* [Work to be completed]
Your task is to repeat all of the material exactly.

------

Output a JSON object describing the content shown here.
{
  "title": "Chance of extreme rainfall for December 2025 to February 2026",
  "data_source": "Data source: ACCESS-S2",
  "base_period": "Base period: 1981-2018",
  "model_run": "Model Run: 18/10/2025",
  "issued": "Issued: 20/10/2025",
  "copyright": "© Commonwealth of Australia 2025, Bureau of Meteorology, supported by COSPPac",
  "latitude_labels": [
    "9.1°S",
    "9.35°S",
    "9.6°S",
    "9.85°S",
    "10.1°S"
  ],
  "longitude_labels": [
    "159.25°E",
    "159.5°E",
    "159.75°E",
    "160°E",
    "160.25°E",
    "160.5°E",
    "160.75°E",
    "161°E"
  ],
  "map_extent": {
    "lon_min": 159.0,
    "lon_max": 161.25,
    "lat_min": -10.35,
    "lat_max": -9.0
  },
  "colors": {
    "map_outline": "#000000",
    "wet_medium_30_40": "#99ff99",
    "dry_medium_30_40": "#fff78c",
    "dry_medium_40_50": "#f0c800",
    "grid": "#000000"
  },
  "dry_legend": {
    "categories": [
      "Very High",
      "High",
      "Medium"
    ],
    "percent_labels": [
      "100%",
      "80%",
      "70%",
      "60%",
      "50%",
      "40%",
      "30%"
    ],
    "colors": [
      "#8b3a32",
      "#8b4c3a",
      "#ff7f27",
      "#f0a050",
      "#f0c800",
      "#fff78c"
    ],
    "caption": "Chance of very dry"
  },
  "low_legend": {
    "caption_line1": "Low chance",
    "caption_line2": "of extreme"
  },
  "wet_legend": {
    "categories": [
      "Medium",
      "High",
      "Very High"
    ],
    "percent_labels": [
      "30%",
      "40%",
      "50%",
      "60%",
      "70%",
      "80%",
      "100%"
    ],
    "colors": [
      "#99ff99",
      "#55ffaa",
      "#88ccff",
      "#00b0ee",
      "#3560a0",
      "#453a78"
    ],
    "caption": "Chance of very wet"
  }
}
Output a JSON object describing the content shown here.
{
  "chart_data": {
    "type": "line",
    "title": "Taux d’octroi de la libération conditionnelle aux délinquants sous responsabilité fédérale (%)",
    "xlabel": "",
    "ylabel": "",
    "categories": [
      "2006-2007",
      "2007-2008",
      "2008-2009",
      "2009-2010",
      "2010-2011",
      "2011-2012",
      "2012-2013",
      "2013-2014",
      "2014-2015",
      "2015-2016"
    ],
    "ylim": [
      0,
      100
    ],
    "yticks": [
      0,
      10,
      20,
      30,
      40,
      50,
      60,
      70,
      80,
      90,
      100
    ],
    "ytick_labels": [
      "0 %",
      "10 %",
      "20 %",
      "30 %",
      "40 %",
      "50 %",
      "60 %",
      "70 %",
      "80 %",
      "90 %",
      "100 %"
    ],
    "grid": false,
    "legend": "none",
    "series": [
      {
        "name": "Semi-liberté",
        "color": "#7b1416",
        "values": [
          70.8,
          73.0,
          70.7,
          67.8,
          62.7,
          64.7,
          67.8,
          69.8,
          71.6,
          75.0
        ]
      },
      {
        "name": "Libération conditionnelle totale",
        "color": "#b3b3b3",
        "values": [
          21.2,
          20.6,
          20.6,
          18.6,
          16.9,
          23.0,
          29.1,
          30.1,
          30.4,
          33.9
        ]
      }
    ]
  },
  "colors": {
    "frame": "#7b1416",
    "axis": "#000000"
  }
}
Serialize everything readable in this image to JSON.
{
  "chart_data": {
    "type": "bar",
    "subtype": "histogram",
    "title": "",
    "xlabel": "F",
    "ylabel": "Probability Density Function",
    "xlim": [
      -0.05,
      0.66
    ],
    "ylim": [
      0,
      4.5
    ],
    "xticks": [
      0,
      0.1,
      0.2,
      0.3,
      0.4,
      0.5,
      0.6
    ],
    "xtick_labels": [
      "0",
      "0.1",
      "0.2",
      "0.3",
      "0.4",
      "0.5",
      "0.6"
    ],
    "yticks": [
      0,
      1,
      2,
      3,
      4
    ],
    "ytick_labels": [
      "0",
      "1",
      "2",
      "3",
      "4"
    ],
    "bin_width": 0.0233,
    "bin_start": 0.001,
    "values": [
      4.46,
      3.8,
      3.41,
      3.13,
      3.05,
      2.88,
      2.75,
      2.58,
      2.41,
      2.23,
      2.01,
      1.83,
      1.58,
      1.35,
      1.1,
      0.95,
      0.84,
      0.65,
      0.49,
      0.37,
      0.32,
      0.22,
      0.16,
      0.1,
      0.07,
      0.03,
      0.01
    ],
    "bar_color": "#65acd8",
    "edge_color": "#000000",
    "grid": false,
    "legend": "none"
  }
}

------

* [Reply to the task]
Output a JSON object describing the content shown here.
{
  "title": "Chance of extreme rainfall for December 2025 to February 2026",
  "data_source": "Data source: ACCESS-S2",
  "base_period": "Base period: 1981-2018",
  "model_run": "Model Run: 18/10/2025",
  "issued": "Issued: 20/10/2025",
  "copyright": "© Commonwealth of Australia 2025, Bureau of Meteorology, supported by COSPPac",
  "latitude_labels": [
    "9.1°S",
    "9.35°S",
    "9.6°S",
    "9.85°S",
    "10.1°S"
  ],
  "longitude_labels": [
    "159.25°E",
    "159.5°E",
    "159.75°E",
    "160°E",
    "160.25°E",
    "160.5°E",
    "160.75°E",
    "161°E"
  ],
  "map_extent": {
    "lon_min": 159.0,
    "lon_max": 161.25,
    "lat_min": -10.35,
    "lat_max": -9.0
  },
  "colors": {
    "map_outline": "#000000",
    "wet_medium_30_40": "#99ff99",
    "dry_medium_30_40": "#fff78c",
    "dry_medium_40_50": "#f0c800",
    "grid": "#000000"
  },
  "dry_legend": {
    "categories": [
      "Very High",
      "High",
      "Medium"
    ],
    "percent_labels": [
      "100%",
      "80%",
      "70%",
      "60%",
      "50%",
      "40%",
      "30%"
    ],
    "colors": [
      "#8b3a32",
      "#8b4c3a",
      "#ff7f27",
      "#f0a050",
      "#f0c800",
      "#fff78c"
    ],
    "caption": "Chance of very dry"
  },
  "low_legend": {
    "caption_line1": "Low chance",
    "caption_line2": "of extreme"
  },
  "wet_legend": {
    "categories": [
      "Medium",
      "High",
      "Very High"
    ],
    "percent_labels": [
      "30%",
      "40%",
      "50%",
      "60%",
      "70%",
      "80%",
      "100%"
    ],
    "colors": [
      "#99ff99",
      "#55ffaa",
      "#88ccff",
      "#00b0ee",
      "#3560a0",
      "#453a78"
    ],
    "caption": "Chance of very wet"
  }
}
Output a JSON object describing the content shown here.
{
  "chart_data": {
    "type": "line",
    "title": "Taux d’octroi de la libération conditionnelle aux délinquants sous responsabilité fédérale (%)",
    "xlabel": "",
    "ylabel": "",
    "categories": [
      "2006-2007",
      "2007-2008",
      "2008-2009",
      "2009-2010",
      "2010-2011",
      "2011-2012",
      "2012-2013",
      "2013-2014",
      "2014-2015",
      "2015-2016"
    ],
    "ylim": [
      0,
      100
    ],
    "yticks": [
      0,
      10,
      20,
      30,
      40,
      50,
      60,
      70,
      80,
      90,
      100
    ],
    "ytick_labels": [
      "0 %",
      "10 %",
      "20 %",
      "30 %",
      "40 %",
      "50 %",
      "60 %",
      "70 %",
      "80 %",
      "90 %",
      "100 %"
    ],
    "grid": false,
    "legend": "none",
    "series": [
      {
        "name": "Semi-liberté",
        "color": "#7b1416",
        "values": [
          70.8,
          73.0,
          70.7,
          67.8,
          62.7,
          64.7,
          67.8,
          69.8,
          71.6,
          75.0
        ]
      },
      {
        "name": "Libération conditionnelle totale",
        "color": "#b3b3b3",
        "values": [
          21.2,
          20.6,
          20.6,
          18.6,
          16.9,
          23.0,
          29.1,
          30.1,
          30.4,
          33.9
        ]
      }
    ]
  },
  "colors": {
    "frame": "#7b1416",
    "axis": "#000000"
  }
}
Serialize everything readable in this image to JSON.
{
  "chart_data": {
    "type": "bar",
    "subtype": "histogram",
    "title": "",
    "xlabel": "F",
    "ylabel": "Probability Density Function",
    "xlim": [
      -0.05,
      0.66
    ],
    "ylim": [
      0,
      4.5
    ],
    "xticks": [
      0,
      0.1,
      0.2,
      0.3,
      0.4,
      0.5,
      0.6
    ],
    "xtick_labels": [
      "0",
      "0.1",
      "0.2",
      "0.3",
      "0.4",
      "0.5",
      "0.6"
    ],
    "yticks": [
      0,
      1,
      2,
      3,
      4
    ],
    "ytick_labels": [
      "0",
      "1",
      "2",
      "3",
      "4"
    ],
    "bin_width": 0.0233,
    "bin_start": 0.001,
    "values": [
      4.46,
      3.8,
      3.41,
      3.13,
      3.05,
      2.88,
      2.75,
      2.58,
      2.41,
      2.23,
      2.01,
      1.83,
      1.58,
      1.35,
      1.1,
      0.95,
      0.84,
      0.65,
      0.49,
      0.37,
      0.32,
      0.22,
      0.16,
      0.1,
      0.07,
      0.03,
      0.01
    ],
    "bar_color": "#65acd8",
    "edge_color": "#000000",
    "grid": false,
    "legend": "none"
  }
}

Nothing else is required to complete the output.